* _Quoted text_
T.E.O.'s Draft--Cascading Speech Style Sheets (txt)

Raman T. V. (raman@mv.us.adobe.com)
Wed, 28 Feb 1996 08:58:40 -0800


I'm sorry, but this proposal from Europe is a *joke*! (apologies if I sound
rude --that is not the intent)

We're talking of a style sheet specification --not a speech synthesizer.
I'm completely bemused by the assertion at the end that states
"not many people can afford expensive devices so we are making a simple one"

JuanJo Miguez writes:
> T.E.O.'s Draft--Cascading Speech Style Sheets
> K.U. Leuven
>
>
> Ing. to be Juan Jose Miguez Iglesias mailto:Juanjo.Miguez@KULeuven.ac.be
> ir. Filip Evenepoel mailto:Filip.Evenepoel@KULeuven.ac.be
> ir. Bart BAwens mailto:Bart.Bauwens@KULeuven.ac.be
> Prof.dr.ir Jan Engelen mailto:Jan.Engelen@KULeuven.ac.be
> Prof.ing Antonio S. Pena from the E.T.S.I.Telecomunication of Vigo (Spain)
>
>
> A SIMPLE DEFINITION
> -------------------
>
> The T.E.O. group at the Katholique University of Leuven in Belgium
> believe that the best way to include Speech within the CSS is to make it
> simple and general, so that it's easy to use. We agree with the Raman T.V.
> Initial Draft:
>
> (http://www.eit.com/msgid/199602130050.QAA10031@labrador.mv.us.adobe.com)
>
> that is very interesting to include Speech in the CSS but we don't want
> to make it very complicated. Many people doesn't even know decibels, most
> actual speech synthesizers are mono and it's easier to give values to
> some features with numbers (in a more theoretical way, then this values
> will be mapped to the real values for each synthesizer). You can see this
> page with your browser in HTML in the URL:
>
> http://www.esat.kuleuven.ac.be/~juanjo/csss1.html
>
> We have defined the set of properties for Cascading Speech Style Sheets
> like in the CSS1 Working draft:
>
> Speech
> ------
> Volume
> Value: | 0 | 1 | 2 | 3 | 4 | 5 | 6 | 7 | 8 | 9 | 10 |
> Initial: 0
> Applies to: All elements
> Example: volume: 5
>
> The reason why the default value is 0 is because normally there
> will not be sound, but in the case that other value is specified
> the speech syntetizer will start working. There are many sets of
> values in the volume range (and all the other set of properties)
> depending on which speech synthesizer you use, so theese theoretical
> values will be mapped into the real values used by the synthesizer.

* _Written exercise a_
Answer these questions about the speech style sheets post:
(i) What does the reply say is being discussed, as opposed to a speech synthesizer?
(ii) At which university is the T.E.O. group located?
(iii) What is the initial value given for Volume?

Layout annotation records

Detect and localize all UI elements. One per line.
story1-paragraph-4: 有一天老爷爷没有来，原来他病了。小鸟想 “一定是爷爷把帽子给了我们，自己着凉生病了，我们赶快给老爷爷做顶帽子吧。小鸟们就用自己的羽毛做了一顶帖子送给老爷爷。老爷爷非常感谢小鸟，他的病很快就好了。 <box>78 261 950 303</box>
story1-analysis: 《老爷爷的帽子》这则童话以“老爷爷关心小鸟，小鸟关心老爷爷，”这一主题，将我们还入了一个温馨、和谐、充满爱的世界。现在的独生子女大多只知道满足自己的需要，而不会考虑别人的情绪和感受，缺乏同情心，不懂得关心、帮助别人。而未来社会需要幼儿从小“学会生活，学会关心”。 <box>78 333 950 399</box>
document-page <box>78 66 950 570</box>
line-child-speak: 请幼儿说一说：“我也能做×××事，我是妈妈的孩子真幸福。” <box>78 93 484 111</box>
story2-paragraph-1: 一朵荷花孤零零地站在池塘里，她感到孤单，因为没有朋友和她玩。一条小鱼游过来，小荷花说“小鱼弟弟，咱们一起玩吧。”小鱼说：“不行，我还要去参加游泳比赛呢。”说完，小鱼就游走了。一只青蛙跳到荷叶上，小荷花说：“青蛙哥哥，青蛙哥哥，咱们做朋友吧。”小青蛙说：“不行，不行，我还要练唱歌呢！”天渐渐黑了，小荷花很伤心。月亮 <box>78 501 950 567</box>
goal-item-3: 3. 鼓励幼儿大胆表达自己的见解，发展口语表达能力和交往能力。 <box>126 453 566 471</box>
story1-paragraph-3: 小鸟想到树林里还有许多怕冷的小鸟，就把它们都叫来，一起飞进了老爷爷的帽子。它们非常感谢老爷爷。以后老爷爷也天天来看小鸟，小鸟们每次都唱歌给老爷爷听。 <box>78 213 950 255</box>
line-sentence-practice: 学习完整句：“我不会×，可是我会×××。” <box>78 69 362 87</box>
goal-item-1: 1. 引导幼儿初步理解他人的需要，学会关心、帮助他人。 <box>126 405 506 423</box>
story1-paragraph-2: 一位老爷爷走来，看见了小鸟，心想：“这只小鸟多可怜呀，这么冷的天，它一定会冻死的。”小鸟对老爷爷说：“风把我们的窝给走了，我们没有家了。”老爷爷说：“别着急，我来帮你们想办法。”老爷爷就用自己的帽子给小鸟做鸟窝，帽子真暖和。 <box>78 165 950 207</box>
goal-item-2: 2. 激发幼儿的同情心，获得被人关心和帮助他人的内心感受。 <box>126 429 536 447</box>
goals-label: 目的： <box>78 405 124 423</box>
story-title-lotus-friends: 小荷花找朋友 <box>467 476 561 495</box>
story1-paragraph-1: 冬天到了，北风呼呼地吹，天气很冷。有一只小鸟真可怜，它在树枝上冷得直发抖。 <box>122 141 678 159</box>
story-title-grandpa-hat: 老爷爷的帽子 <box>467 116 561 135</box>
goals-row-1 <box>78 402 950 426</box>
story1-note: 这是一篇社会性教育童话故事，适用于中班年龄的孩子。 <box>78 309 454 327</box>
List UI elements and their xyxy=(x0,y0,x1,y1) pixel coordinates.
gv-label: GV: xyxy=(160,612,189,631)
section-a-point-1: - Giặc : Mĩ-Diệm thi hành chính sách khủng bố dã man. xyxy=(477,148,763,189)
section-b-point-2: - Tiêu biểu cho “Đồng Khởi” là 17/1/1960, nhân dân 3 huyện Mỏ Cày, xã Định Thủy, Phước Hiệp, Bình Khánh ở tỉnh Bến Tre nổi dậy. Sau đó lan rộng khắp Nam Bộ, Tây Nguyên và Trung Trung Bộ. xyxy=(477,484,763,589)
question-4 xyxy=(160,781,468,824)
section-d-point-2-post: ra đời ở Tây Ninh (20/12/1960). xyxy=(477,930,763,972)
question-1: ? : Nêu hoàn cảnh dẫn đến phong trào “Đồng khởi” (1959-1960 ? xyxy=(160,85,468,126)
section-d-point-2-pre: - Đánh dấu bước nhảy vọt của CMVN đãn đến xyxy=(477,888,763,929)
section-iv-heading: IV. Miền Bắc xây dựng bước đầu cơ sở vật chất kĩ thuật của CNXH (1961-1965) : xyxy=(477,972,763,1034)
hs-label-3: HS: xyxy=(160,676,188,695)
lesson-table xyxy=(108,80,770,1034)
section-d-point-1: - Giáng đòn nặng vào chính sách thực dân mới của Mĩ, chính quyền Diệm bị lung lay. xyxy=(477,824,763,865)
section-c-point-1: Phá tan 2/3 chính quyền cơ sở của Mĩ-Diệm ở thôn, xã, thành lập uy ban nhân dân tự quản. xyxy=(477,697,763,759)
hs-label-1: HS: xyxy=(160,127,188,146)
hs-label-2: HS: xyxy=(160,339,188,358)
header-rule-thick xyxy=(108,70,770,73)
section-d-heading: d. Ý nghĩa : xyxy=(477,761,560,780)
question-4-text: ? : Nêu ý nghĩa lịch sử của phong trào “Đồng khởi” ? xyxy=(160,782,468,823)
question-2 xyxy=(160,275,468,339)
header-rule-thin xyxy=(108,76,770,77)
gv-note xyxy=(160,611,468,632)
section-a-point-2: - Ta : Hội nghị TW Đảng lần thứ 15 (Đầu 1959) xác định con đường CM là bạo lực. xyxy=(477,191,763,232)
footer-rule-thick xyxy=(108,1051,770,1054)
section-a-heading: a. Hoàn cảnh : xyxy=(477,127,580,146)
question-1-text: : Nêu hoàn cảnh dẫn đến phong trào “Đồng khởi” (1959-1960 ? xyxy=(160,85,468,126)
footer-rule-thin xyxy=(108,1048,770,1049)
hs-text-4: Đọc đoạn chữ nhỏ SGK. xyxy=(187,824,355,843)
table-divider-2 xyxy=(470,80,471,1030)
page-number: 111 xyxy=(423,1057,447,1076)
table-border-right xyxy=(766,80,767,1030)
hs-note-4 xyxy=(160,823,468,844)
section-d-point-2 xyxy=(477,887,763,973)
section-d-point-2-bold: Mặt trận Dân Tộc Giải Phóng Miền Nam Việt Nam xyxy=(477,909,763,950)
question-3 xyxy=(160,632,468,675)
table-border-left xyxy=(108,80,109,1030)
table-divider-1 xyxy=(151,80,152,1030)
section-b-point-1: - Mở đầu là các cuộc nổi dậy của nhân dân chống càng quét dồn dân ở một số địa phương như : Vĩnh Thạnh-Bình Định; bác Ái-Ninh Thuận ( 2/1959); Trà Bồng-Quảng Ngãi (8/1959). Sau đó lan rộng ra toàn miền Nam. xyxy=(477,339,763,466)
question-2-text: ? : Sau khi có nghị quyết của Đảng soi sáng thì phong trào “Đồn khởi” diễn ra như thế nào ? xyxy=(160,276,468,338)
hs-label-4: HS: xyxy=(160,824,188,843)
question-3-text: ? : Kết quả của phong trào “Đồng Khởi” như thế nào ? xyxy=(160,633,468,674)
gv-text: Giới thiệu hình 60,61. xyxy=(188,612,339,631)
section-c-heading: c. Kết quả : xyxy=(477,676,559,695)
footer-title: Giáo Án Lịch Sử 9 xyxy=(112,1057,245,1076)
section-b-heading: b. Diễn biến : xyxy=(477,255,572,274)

* _Written exercise b_
Copy the records word for word, starting at their very first line and ending with the line that contains "section-a-point-1: - Giặc", including both of those lines.

* _Correct answer a_
(i) A style sheet specification.
(ii) The Katholique University of Leuven in Belgium.
(iii) 0.

* _Correct answer b_
Detect and localize all UI elements. One per line.
story1-paragraph-4: 有一天老爷爷没有来，原来他病了。小鸟想 “一定是爷爷把帽子给了我们，自己着凉生病了，我们赶快给老爷爷做顶帽子吧。小鸟们就用自己的羽毛做了一顶帖子送给老爷爷。老爷爷非常感谢小鸟，他的病很快就好了。 <box>78 261 950 303</box>
story1-analysis: 《老爷爷的帽子》这则童话以“老爷爷关心小鸟，小鸟关心老爷爷，”这一主题，将我们还入了一个温馨、和谐、充满爱的世界。现在的独生子女大多只知道满足自己的需要，而不会考虑别人的情绪和感受，缺乏同情心，不懂得关心、帮助别人。而未来社会需要幼儿从小“学会生活，学会关心”。 <box>78 333 950 399</box>
document-page <box>78 66 950 570</box>
line-child-speak: 请幼儿说一说：“我也能做×××事，我是妈妈的孩子真幸福。” <box>78 93 484 111</box>
story2-paragraph-1: 一朵荷花孤零零地站在池塘里，她感到孤单，因为没有朋友和她玩。一条小鱼游过来，小荷花说“小鱼弟弟，咱们一起玩吧。”小鱼说：“不行，我还要去参加游泳比赛呢。”说完，小鱼就游走了。一只青蛙跳到荷叶上，小荷花说：“青蛙哥哥，青蛙哥哥，咱们做朋友吧。”小青蛙说：“不行，不行，我还要练唱歌呢！”天渐渐黑了，小荷花很伤心。月亮 <box>78 501 950 567</box>
goal-item-3: 3. 鼓励幼儿大胆表达自己的见解，发展口语表达能力和交往能力。 <box>126 453 566 471</box>
story1-paragraph-3: 小鸟想到树林里还有许多怕冷的小鸟，就把它们都叫来，一起飞进了老爷爷的帽子。它们非常感谢老爷爷。以后老爷爷也天天来看小鸟，小鸟们每次都唱歌给老爷爷听。 <box>78 213 950 255</box>
line-sentence-practice: 学习完整句：“我不会×，可是我会×××。” <box>78 69 362 87</box>
goal-item-1: 1. 引导幼儿初步理解他人的需要，学会关心、帮助他人。 <box>126 405 506 423</box>
story1-paragraph-2: 一位老爷爷走来，看见了小鸟，心想：“这只小鸟多可怜呀，这么冷的天，它一定会冻死的。”小鸟对老爷爷说：“风把我们的窝给走了，我们没有家了。”老爷爷说：“别着急，我来帮你们想办法。”老爷爷就用自己的帽子给小鸟做鸟窝，帽子真暖和。 <box>78 165 950 207</box>
goal-item-2: 2. 激发幼儿的同情心，获得被人关心和帮助他人的内心感受。 <box>126 429 536 447</box>
goals-label: 目的： <box>78 405 124 423</box>
story-title-lotus-friends: 小荷花找朋友 <box>467 476 561 495</box>
story1-paragraph-1: 冬天到了，北风呼呼地吹，天气很冷。有一只小鸟真可怜，它在树枝上冷得直发抖。 <box>122 141 678 159</box>
story-title-grandpa-hat: 老爷爷的帽子 <box>467 116 561 135</box>
goals-row-1 <box>78 402 950 426</box>
story1-note: 这是一篇社会性教育童话故事，适用于中班年龄的孩子。 <box>78 309 454 327</box>
List UI elements and their xyxy=(x0,y0,x1,y1) pixel coordinates.
gv-label: GV: xyxy=(160,612,189,631)
section-a-point-1: - Giặc : Mĩ-Diệm thi hành chính sách khủng bố dã man. xyxy=(477,148,763,189)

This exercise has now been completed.